■ Work required:
Say how many lines of the material below contain the word "سابع", with no other words.

■ Information provided:
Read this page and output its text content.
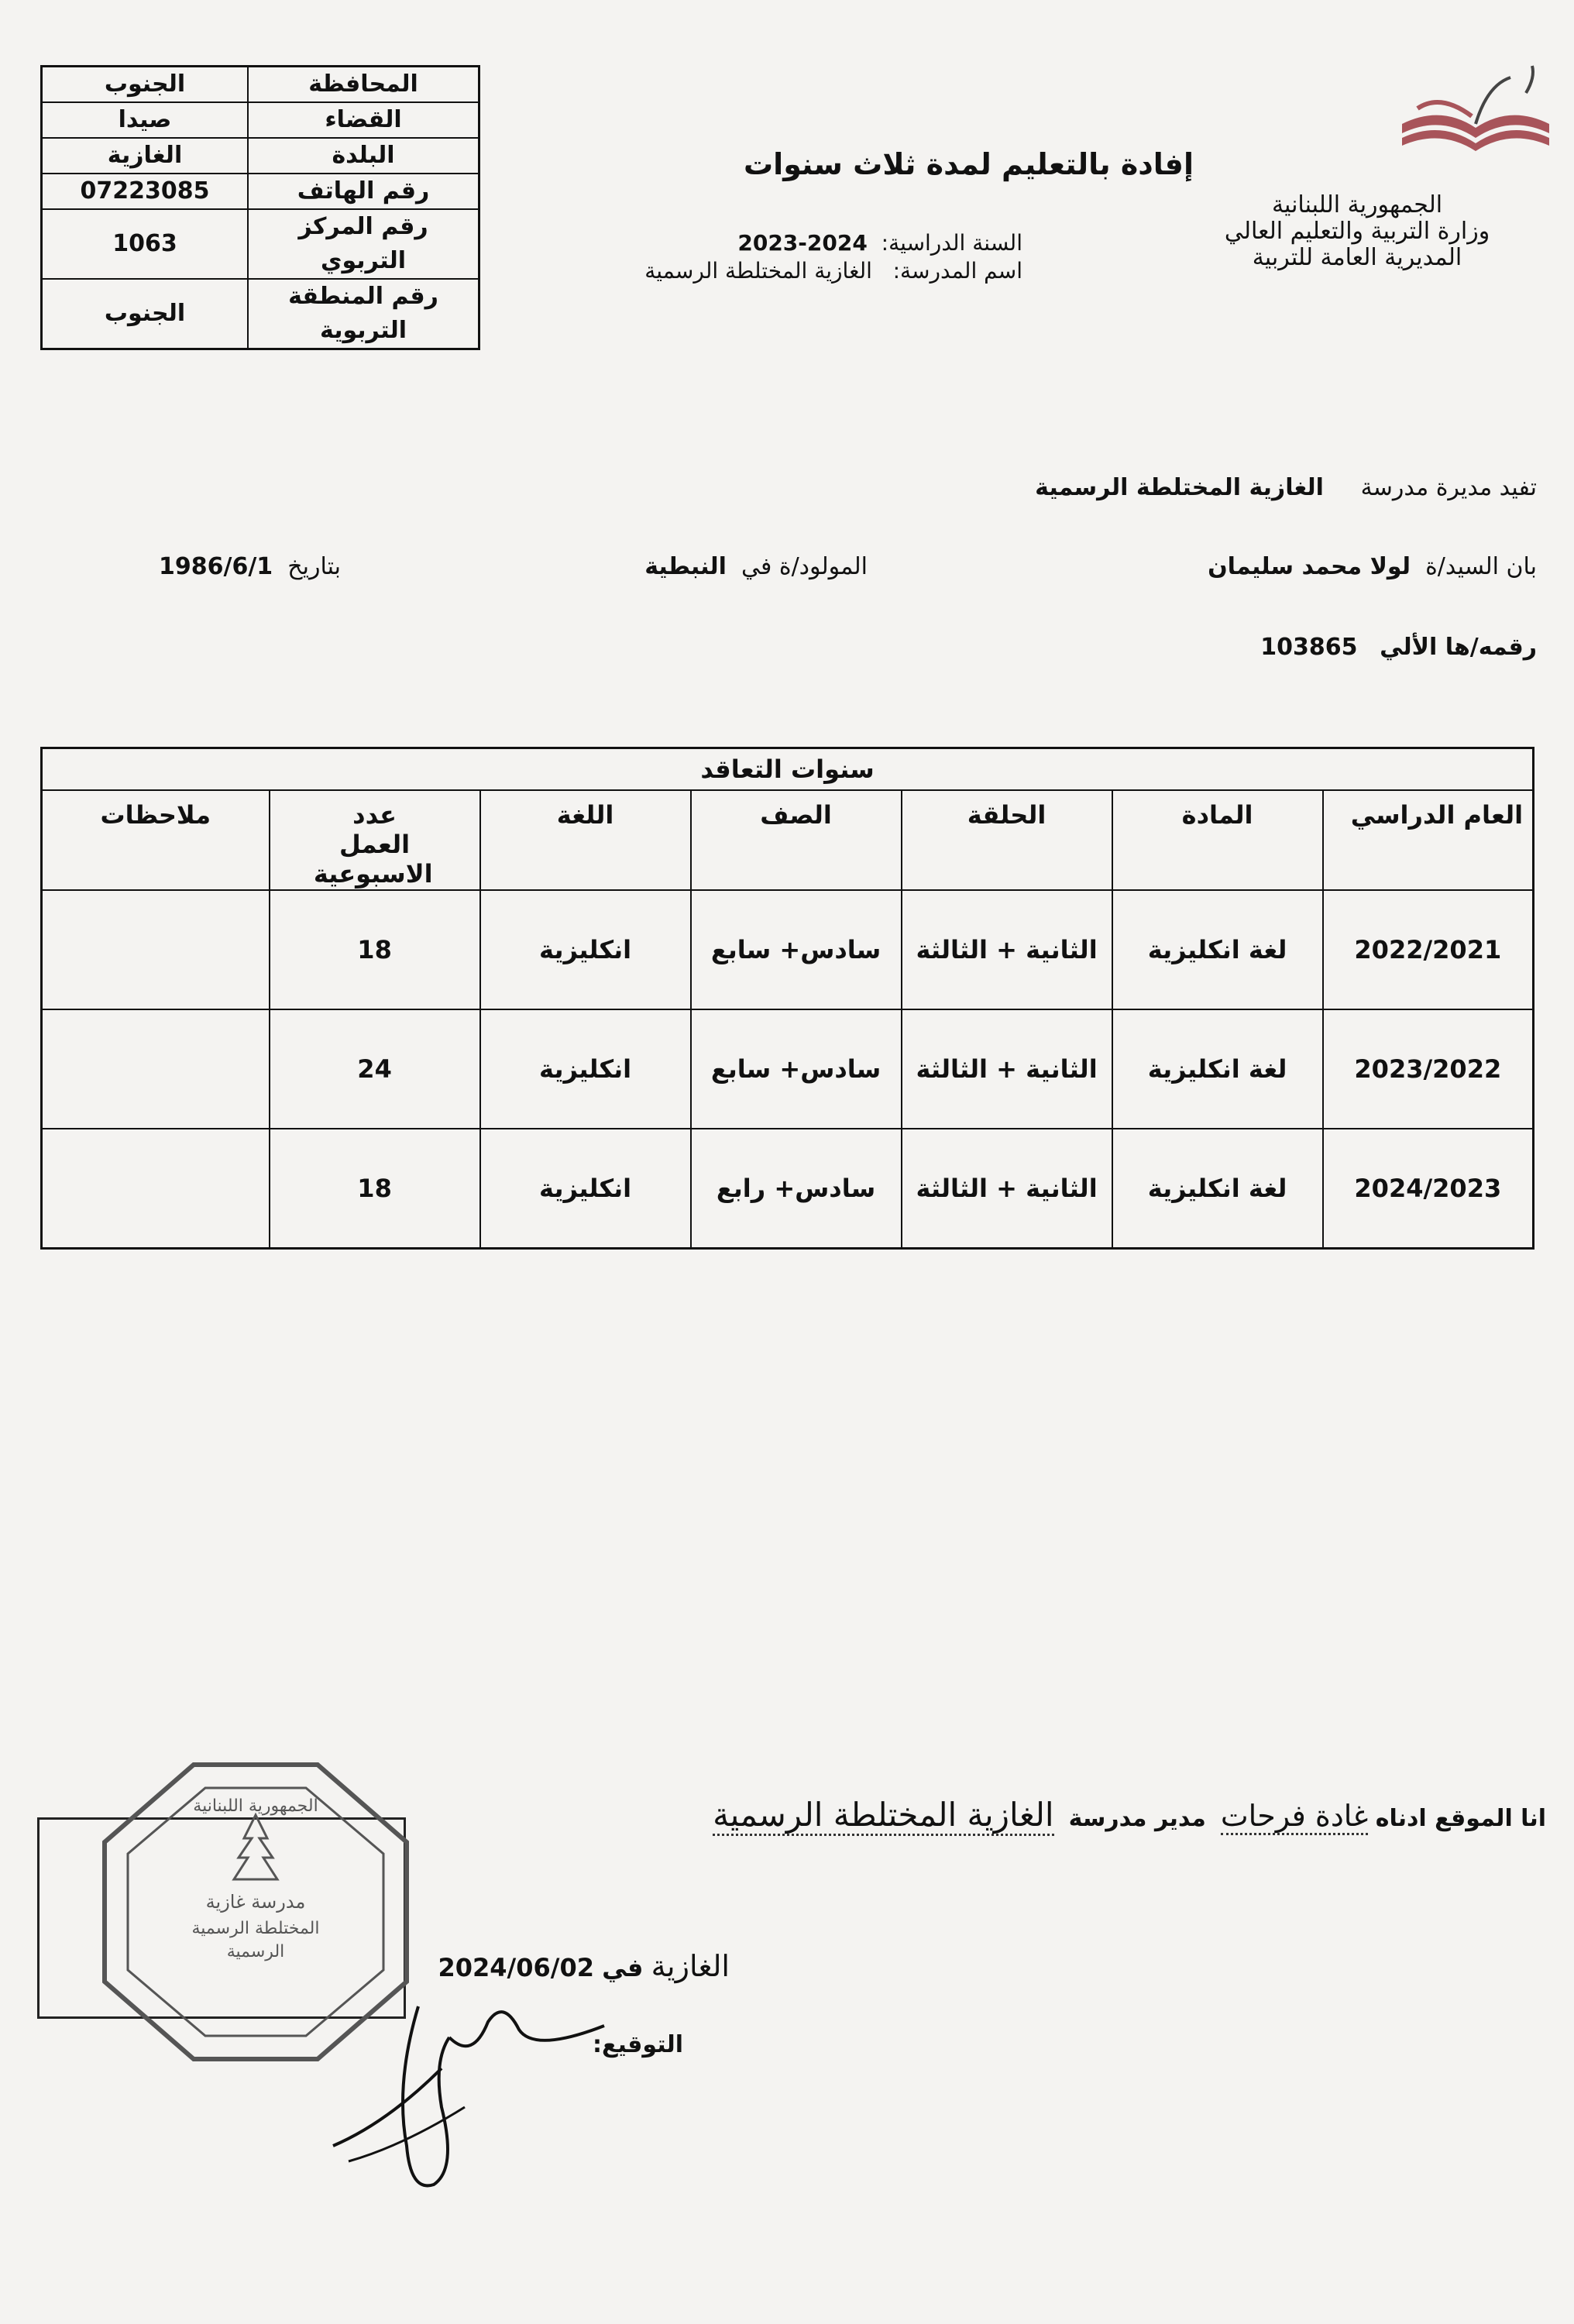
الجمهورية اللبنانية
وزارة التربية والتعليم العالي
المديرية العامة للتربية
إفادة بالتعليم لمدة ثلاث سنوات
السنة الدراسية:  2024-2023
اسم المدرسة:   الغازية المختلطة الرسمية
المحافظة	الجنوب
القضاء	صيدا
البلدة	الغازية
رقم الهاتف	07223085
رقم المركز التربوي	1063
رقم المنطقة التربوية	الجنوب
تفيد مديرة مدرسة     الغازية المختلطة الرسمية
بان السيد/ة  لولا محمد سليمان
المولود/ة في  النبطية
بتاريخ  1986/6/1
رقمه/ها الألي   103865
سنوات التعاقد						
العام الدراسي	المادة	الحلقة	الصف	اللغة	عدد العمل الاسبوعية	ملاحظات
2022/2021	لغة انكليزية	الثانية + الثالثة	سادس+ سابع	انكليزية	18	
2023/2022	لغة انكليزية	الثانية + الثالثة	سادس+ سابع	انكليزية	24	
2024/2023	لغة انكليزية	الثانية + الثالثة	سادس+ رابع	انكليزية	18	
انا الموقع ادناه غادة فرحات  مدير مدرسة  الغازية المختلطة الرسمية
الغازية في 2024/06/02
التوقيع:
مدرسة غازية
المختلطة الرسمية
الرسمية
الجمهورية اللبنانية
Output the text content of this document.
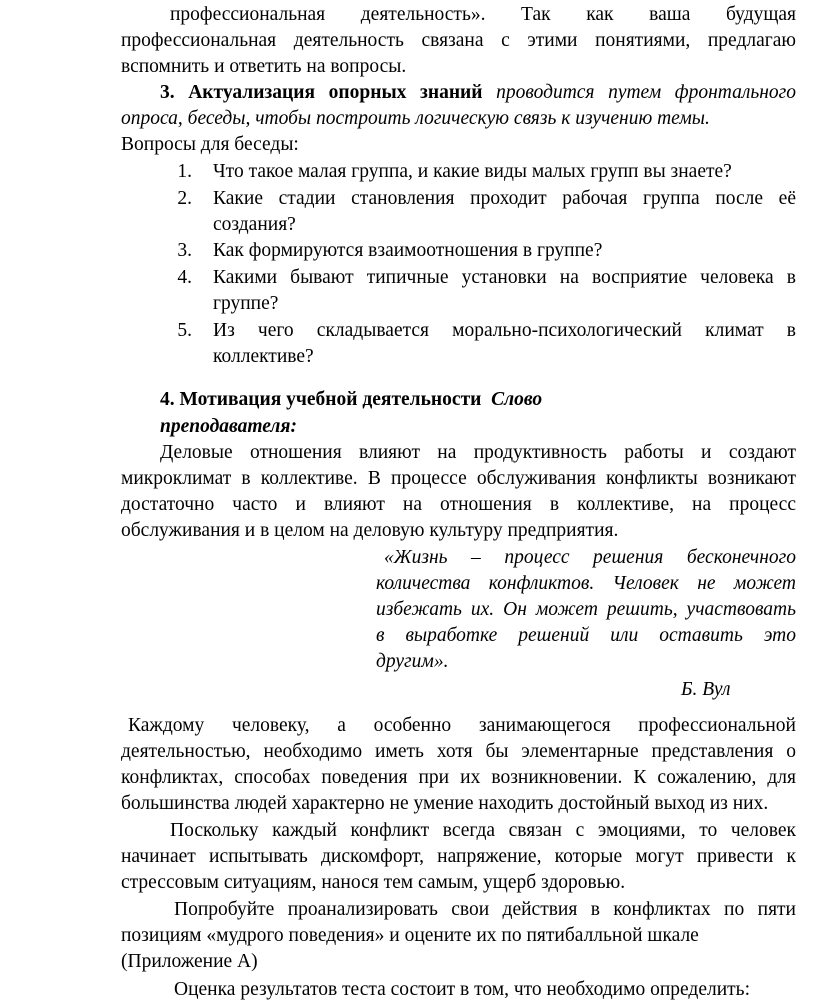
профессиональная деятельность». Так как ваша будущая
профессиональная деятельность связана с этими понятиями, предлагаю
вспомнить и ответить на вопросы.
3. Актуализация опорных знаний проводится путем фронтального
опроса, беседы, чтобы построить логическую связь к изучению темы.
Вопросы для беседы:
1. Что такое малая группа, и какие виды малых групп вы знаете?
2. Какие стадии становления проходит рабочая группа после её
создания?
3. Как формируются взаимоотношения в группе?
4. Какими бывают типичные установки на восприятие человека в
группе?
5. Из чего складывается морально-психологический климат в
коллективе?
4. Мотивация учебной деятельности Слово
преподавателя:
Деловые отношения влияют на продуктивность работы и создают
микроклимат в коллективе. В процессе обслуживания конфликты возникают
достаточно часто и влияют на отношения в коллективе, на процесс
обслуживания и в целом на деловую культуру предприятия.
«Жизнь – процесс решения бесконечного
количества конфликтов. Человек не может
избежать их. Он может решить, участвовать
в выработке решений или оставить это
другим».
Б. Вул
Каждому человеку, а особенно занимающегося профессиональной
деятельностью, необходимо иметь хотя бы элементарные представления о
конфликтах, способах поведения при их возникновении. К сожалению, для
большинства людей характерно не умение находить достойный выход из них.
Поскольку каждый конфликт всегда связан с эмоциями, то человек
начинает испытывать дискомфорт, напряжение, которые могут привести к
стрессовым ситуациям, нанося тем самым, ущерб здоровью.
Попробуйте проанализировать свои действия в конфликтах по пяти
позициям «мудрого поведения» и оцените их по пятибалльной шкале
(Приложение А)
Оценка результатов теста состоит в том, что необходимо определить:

■ Solution for this problem:
2